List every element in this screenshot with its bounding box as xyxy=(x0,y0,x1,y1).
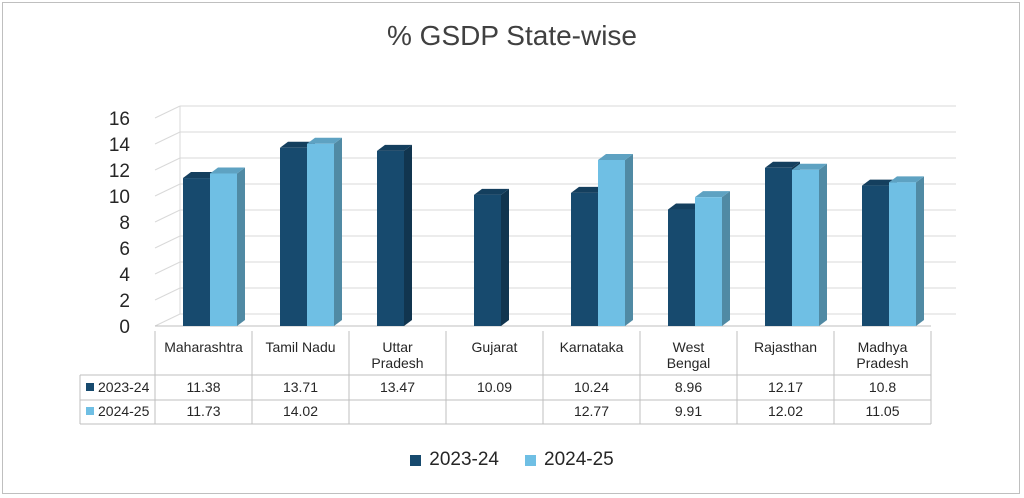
bar xyxy=(474,194,501,326)
gridline-depth xyxy=(154,209,181,223)
table-cell: 13.71 xyxy=(283,379,318,395)
bar-side xyxy=(916,176,924,326)
bar xyxy=(183,178,210,326)
table-cell: 11.38 xyxy=(187,379,221,395)
bar-top xyxy=(862,179,897,186)
table-cell: 10.24 xyxy=(574,379,609,395)
table-cell: 12.17 xyxy=(768,379,803,395)
legend-label: 2024-25 xyxy=(544,449,614,470)
bar xyxy=(598,159,625,326)
table-row-label: 2023-24 xyxy=(98,379,150,395)
bar-side xyxy=(722,191,730,326)
category-label: Rajasthan xyxy=(754,339,817,355)
bar-top xyxy=(474,188,509,195)
bar xyxy=(765,167,792,326)
table-cell: 12.77 xyxy=(574,403,609,419)
gridline-depth xyxy=(154,287,181,301)
y-tick-label: 0 xyxy=(119,317,130,338)
bar-side xyxy=(404,144,412,326)
bar-side xyxy=(334,137,342,326)
bar xyxy=(792,169,819,326)
category-label: Karnataka xyxy=(560,339,624,355)
bar xyxy=(862,185,889,326)
bar xyxy=(571,192,598,326)
legend: 2023-24 2024-25 xyxy=(0,449,1024,471)
category-label: Maharashtra xyxy=(164,339,243,355)
bar-side xyxy=(625,153,633,326)
table-cell: 11.05 xyxy=(866,403,900,419)
bar xyxy=(695,197,722,326)
legend-item-series-2: 2024-25 xyxy=(525,449,614,471)
table-swatch xyxy=(86,407,94,415)
table-cell: 8.96 xyxy=(675,379,702,395)
bar-top xyxy=(889,176,924,183)
table-cell: 12.02 xyxy=(768,403,803,419)
bar-top xyxy=(280,141,315,148)
table-cell: 11.73 xyxy=(187,403,221,419)
gridline-depth xyxy=(154,313,181,327)
category-label: Madhya Pradesh xyxy=(856,339,908,371)
bar xyxy=(280,147,307,326)
gridline-depth xyxy=(154,105,181,119)
bar-top xyxy=(792,163,827,170)
bar-top xyxy=(377,144,412,151)
bar-top xyxy=(183,172,218,179)
bar xyxy=(668,209,695,326)
gridline-depth xyxy=(154,261,181,275)
y-tick-label: 12 xyxy=(109,161,130,182)
bar xyxy=(377,150,404,326)
category-label: Tamil Nadu xyxy=(265,339,335,355)
y-tick-label: 16 xyxy=(109,109,130,130)
table-cell: 9.91 xyxy=(675,403,702,419)
bar-top xyxy=(210,167,245,174)
category-label: Uttar Pradesh xyxy=(371,339,423,371)
y-tick-label: 14 xyxy=(109,135,131,156)
gridline-depth xyxy=(154,235,181,249)
bar-side xyxy=(501,188,509,326)
bar xyxy=(210,173,237,326)
bar-top xyxy=(571,186,606,193)
legend-label: 2023-24 xyxy=(429,449,499,470)
bar-top xyxy=(695,191,730,198)
y-tick-label: 10 xyxy=(109,187,130,208)
y-tick-label: 8 xyxy=(119,213,130,234)
bar xyxy=(307,143,334,326)
legend-item-series-1: 2023-24 xyxy=(410,449,499,471)
category-label: West Bengal xyxy=(667,339,711,371)
bar-side xyxy=(237,167,245,326)
bar-top xyxy=(765,161,800,168)
bar xyxy=(889,182,916,326)
bar-side xyxy=(819,163,827,326)
chart-title: % GSDP State-wise xyxy=(386,20,638,51)
y-tick-label: 2 xyxy=(119,291,130,312)
y-tick-label: 6 xyxy=(119,239,130,260)
legend-swatch xyxy=(525,454,536,466)
category-label: Gujarat xyxy=(472,339,518,355)
gridline-depth xyxy=(154,157,181,171)
table-swatch xyxy=(86,383,94,391)
bar-top xyxy=(307,137,342,144)
table-row-label: 2024-25 xyxy=(98,403,150,419)
bar-top xyxy=(668,203,703,210)
y-tick-label: 4 xyxy=(119,265,130,286)
gridline-depth xyxy=(154,183,181,197)
table-cell: 13.47 xyxy=(380,379,415,395)
gridline-depth xyxy=(154,131,181,145)
bar-top xyxy=(598,153,633,160)
table-cell: 10.8 xyxy=(869,379,896,395)
table-cell: 14.02 xyxy=(283,403,318,419)
legend-swatch xyxy=(410,454,422,466)
table-cell: 10.09 xyxy=(477,379,512,395)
--
▸ Written problem
Reproduce all the lines above with each "table-cell" renamed to "data-cell" and everything else unchanged, omitting the pictures.

▸ Response
List every element in this screenshot with its bounding box as xyxy=(x0,y0,x1,y1).
bar xyxy=(474,194,501,326)
gridline-depth xyxy=(154,209,181,223)
data-cell: 13.71 xyxy=(283,379,318,395)
bar-side xyxy=(916,176,924,326)
bar xyxy=(183,178,210,326)
data-cell: 11.38 xyxy=(187,379,221,395)
bar-top xyxy=(862,179,897,186)
data-cell: 10.24 xyxy=(574,379,609,395)
data-cell: 12.17 xyxy=(768,379,803,395)
legend-label: 2024-25 xyxy=(544,449,614,470)
bar xyxy=(598,159,625,326)
table-row-label: 2023-24 xyxy=(98,379,150,395)
bar-side xyxy=(722,191,730,326)
category-label: Rajasthan xyxy=(754,339,817,355)
bar-top xyxy=(474,188,509,195)
bar xyxy=(765,167,792,326)
data-cell: 12.77 xyxy=(574,403,609,419)
gridline-depth xyxy=(154,287,181,301)
y-tick-label: 0 xyxy=(119,317,130,338)
bar-side xyxy=(404,144,412,326)
bar-side xyxy=(334,137,342,326)
bar xyxy=(792,169,819,326)
category-label: Karnataka xyxy=(560,339,624,355)
bar xyxy=(862,185,889,326)
bar xyxy=(571,192,598,326)
legend: 2023-24 2024-25 xyxy=(0,449,1024,471)
category-label: Maharashtra xyxy=(164,339,243,355)
bar-side xyxy=(625,153,633,326)
data-cell: 11.05 xyxy=(866,403,900,419)
bar xyxy=(695,197,722,326)
legend-item-series-2: 2024-25 xyxy=(525,449,614,471)
table-swatch xyxy=(86,407,94,415)
data-cell: 8.96 xyxy=(675,379,702,395)
bar-top xyxy=(889,176,924,183)
data-cell: 12.02 xyxy=(768,403,803,419)
bar-top xyxy=(280,141,315,148)
data-cell: 11.73 xyxy=(187,403,221,419)
gridline-depth xyxy=(154,313,181,327)
category-label: Madhya Pradesh xyxy=(856,339,908,371)
bar xyxy=(280,147,307,326)
gridline-depth xyxy=(154,105,181,119)
bar-top xyxy=(792,163,827,170)
bar-top xyxy=(377,144,412,151)
bar-top xyxy=(183,172,218,179)
bar xyxy=(668,209,695,326)
gridline-depth xyxy=(154,261,181,275)
y-tick-label: 12 xyxy=(109,161,130,182)
bar xyxy=(377,150,404,326)
category-label: Tamil Nadu xyxy=(265,339,335,355)
y-tick-label: 16 xyxy=(109,109,130,130)
data-cell: 9.91 xyxy=(675,403,702,419)
bar-top xyxy=(210,167,245,174)
category-label: Uttar Pradesh xyxy=(371,339,423,371)
y-tick-label: 14 xyxy=(109,135,131,156)
gridline-depth xyxy=(154,235,181,249)
bar-side xyxy=(501,188,509,326)
bar xyxy=(210,173,237,326)
bar-top xyxy=(571,186,606,193)
legend-label: 2023-24 xyxy=(429,449,499,470)
bar-top xyxy=(695,191,730,198)
y-tick-label: 10 xyxy=(109,187,130,208)
y-tick-label: 8 xyxy=(119,213,130,234)
bar xyxy=(307,143,334,326)
legend-item-series-1: 2023-24 xyxy=(410,449,499,471)
category-label: West Bengal xyxy=(667,339,711,371)
bar-side xyxy=(237,167,245,326)
bar-top xyxy=(765,161,800,168)
bar xyxy=(889,182,916,326)
bar-side xyxy=(819,163,827,326)
chart-title: % GSDP State-wise xyxy=(386,20,638,51)
y-tick-label: 2 xyxy=(119,291,130,312)
y-tick-label: 6 xyxy=(119,239,130,260)
legend-swatch xyxy=(525,454,536,466)
category-label: Gujarat xyxy=(472,339,518,355)
gridline-depth xyxy=(154,157,181,171)
table-swatch xyxy=(86,383,94,391)
bar-top xyxy=(307,137,342,144)
table-row-label: 2024-25 xyxy=(98,403,150,419)
bar-top xyxy=(668,203,703,210)
y-tick-label: 4 xyxy=(119,265,130,286)
gridline-depth xyxy=(154,183,181,197)
data-cell: 13.47 xyxy=(380,379,415,395)
gridline-depth xyxy=(154,131,181,145)
bar-top xyxy=(598,153,633,160)
data-cell: 10.8 xyxy=(869,379,896,395)
data-cell: 14.02 xyxy=(283,403,318,419)
legend-swatch xyxy=(410,454,422,466)
data-cell: 10.09 xyxy=(477,379,512,395)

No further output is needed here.